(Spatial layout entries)

──────────────────────────────

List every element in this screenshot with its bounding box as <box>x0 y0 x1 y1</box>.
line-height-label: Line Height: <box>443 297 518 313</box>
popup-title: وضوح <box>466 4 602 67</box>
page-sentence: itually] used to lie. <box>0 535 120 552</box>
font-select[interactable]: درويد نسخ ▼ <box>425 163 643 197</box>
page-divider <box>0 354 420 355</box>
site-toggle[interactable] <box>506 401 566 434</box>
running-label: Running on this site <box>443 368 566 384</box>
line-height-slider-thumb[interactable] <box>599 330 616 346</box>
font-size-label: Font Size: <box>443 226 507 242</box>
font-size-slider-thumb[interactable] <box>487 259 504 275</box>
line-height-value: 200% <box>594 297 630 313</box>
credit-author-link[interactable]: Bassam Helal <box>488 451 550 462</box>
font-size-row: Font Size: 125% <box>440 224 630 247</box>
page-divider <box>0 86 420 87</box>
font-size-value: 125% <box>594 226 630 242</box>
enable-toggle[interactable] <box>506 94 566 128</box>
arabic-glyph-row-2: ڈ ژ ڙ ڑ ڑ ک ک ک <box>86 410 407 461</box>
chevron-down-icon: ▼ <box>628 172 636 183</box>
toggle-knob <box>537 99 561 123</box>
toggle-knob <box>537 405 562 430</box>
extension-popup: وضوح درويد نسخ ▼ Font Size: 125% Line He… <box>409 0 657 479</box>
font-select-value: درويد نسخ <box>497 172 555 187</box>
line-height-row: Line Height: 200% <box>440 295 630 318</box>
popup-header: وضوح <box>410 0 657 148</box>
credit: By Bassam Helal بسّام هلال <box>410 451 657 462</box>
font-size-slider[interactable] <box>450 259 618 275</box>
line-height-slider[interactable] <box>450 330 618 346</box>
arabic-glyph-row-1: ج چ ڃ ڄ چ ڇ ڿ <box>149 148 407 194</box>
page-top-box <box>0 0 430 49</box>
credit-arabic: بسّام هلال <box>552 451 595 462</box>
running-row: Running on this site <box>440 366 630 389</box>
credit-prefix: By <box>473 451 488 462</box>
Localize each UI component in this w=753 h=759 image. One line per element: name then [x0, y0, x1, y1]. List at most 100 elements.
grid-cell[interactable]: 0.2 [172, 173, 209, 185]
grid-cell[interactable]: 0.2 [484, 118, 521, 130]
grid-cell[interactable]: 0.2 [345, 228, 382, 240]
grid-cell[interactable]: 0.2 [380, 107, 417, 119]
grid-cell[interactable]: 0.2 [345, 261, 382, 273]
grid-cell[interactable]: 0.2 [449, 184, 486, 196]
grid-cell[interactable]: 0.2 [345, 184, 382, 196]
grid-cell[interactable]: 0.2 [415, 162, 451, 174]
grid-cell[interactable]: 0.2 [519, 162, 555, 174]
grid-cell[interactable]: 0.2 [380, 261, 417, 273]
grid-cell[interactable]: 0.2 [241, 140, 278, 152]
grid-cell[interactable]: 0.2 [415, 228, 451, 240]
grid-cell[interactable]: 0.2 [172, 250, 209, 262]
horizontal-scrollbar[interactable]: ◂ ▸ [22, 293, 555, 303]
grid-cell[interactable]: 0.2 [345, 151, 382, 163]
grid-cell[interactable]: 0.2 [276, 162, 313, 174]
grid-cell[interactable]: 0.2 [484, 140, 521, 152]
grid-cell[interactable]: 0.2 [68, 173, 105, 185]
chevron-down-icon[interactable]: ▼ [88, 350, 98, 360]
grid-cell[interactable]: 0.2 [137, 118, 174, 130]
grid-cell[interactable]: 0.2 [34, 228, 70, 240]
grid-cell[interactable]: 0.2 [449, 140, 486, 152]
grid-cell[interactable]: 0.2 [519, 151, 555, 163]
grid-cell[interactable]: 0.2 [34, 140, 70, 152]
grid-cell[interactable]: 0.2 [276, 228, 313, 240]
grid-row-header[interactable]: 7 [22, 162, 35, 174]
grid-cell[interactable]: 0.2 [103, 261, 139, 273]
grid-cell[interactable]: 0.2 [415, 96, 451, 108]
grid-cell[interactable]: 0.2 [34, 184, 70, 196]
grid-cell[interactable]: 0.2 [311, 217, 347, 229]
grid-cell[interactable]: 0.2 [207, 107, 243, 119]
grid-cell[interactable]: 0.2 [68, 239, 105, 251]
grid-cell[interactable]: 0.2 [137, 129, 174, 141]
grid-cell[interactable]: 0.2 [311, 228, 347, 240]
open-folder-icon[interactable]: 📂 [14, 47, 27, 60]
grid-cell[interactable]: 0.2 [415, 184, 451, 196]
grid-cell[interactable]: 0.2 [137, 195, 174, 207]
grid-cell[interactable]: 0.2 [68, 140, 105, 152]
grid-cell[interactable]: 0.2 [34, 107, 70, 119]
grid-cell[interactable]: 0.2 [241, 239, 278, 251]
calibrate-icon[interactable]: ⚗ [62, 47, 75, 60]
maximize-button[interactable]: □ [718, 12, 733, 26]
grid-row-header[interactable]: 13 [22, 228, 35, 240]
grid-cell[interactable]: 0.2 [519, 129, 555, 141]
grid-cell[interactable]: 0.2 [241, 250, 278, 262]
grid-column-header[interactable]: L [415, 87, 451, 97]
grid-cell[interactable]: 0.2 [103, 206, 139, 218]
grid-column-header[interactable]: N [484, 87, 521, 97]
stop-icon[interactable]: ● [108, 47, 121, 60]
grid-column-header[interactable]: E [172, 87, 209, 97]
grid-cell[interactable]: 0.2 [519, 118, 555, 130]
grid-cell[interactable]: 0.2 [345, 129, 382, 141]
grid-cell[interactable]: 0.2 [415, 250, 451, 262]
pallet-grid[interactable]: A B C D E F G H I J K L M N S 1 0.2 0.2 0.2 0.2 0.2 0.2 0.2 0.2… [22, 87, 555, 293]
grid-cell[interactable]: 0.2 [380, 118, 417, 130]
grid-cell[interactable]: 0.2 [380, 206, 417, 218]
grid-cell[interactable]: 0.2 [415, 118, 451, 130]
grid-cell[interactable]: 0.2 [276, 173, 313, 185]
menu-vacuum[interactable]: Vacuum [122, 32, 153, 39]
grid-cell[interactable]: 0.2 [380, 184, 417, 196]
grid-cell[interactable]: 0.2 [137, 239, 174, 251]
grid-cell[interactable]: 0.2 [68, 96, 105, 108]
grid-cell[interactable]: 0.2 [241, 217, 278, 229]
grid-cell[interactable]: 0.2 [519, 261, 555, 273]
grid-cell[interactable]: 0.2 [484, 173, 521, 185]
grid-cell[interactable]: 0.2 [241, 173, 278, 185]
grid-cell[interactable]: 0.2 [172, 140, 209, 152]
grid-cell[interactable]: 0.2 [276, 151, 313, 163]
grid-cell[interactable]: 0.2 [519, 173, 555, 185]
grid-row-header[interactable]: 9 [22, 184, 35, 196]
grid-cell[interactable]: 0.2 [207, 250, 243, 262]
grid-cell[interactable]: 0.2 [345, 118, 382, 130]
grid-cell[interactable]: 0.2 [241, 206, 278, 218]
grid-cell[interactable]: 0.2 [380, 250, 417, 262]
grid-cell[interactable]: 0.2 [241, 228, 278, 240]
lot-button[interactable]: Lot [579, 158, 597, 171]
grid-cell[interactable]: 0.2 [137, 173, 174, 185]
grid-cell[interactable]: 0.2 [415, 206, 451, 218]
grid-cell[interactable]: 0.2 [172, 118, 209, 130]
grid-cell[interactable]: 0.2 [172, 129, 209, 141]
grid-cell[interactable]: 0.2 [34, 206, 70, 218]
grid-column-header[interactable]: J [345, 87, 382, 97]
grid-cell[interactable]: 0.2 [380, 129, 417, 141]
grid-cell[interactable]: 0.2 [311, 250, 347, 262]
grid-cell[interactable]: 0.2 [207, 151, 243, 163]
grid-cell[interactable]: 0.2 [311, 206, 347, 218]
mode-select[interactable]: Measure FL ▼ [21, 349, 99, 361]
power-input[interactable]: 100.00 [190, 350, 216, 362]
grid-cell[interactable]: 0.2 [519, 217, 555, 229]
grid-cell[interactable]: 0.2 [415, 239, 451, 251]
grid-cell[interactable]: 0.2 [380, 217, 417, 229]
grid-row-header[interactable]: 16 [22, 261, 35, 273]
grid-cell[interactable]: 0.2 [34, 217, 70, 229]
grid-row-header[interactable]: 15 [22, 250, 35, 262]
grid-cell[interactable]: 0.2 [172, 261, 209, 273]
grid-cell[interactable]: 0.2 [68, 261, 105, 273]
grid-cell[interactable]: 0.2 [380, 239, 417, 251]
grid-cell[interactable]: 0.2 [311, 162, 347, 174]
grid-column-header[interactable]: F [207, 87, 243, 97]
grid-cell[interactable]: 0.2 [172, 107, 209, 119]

──────────────────────────────

### WRITTEN REQUEST:
Update the entries from the very beginning through the line containing "grid-cell[interactable]: 0.2 [345, 261, 382, 273]", inclusive, changing every "page-divider" to "page-separator" and keeping the rest unchanged.

### THE REPLY:
List every element in this screenshot with its bounding box as <box>x0 y0 x1 y1</box>.
line-height-label: Line Height: <box>443 297 518 313</box>
popup-title: وضوح <box>466 4 602 67</box>
page-sentence: itually] used to lie. <box>0 535 120 552</box>
font-select[interactable]: درويد نسخ ▼ <box>425 163 643 197</box>
page-separator <box>0 354 420 355</box>
site-toggle[interactable] <box>506 401 566 434</box>
running-label: Running on this site <box>443 368 566 384</box>
line-height-slider-thumb[interactable] <box>599 330 616 346</box>
font-size-label: Font Size: <box>443 226 507 242</box>
font-size-slider-thumb[interactable] <box>487 259 504 275</box>
line-height-value: 200% <box>594 297 630 313</box>
credit-author-link[interactable]: Bassam Helal <box>488 451 550 462</box>
font-size-row: Font Size: 125% <box>440 224 630 247</box>
page-separator <box>0 86 420 87</box>
font-size-value: 125% <box>594 226 630 242</box>
enable-toggle[interactable] <box>506 94 566 128</box>
arabic-glyph-row-2: ڈ ژ ڙ ڑ ڑ ک ک ک <box>86 410 407 461</box>
chevron-down-icon: ▼ <box>628 172 636 183</box>
toggle-knob <box>537 99 561 123</box>
toggle-knob <box>537 405 562 430</box>
extension-popup: وضوح درويد نسخ ▼ Font Size: 125% Line He… <box>409 0 657 479</box>
font-select-value: درويد نسخ <box>497 172 555 187</box>
line-height-row: Line Height: 200% <box>440 295 630 318</box>
popup-header: وضوح <box>410 0 657 148</box>
credit: By Bassam Helal بسّام هلال <box>410 451 657 462</box>
font-size-slider[interactable] <box>450 259 618 275</box>
line-height-slider[interactable] <box>450 330 618 346</box>
arabic-glyph-row-1: ج چ ڃ ڄ چ ڇ ڿ <box>149 148 407 194</box>
page-top-box <box>0 0 430 49</box>
credit-arabic: بسّام هلال <box>552 451 595 462</box>
running-row: Running on this site <box>440 366 630 389</box>
credit-prefix: By <box>473 451 488 462</box>
Localize each UI component in this w=753 h=759 image. One line per element: name then [x0, y0, x1, y1]. List at most 100 elements.
grid-cell[interactable]: 0.2 [172, 173, 209, 185]
grid-cell[interactable]: 0.2 [484, 118, 521, 130]
grid-cell[interactable]: 0.2 [345, 228, 382, 240]
grid-cell[interactable]: 0.2 [380, 107, 417, 119]
grid-cell[interactable]: 0.2 [345, 261, 382, 273]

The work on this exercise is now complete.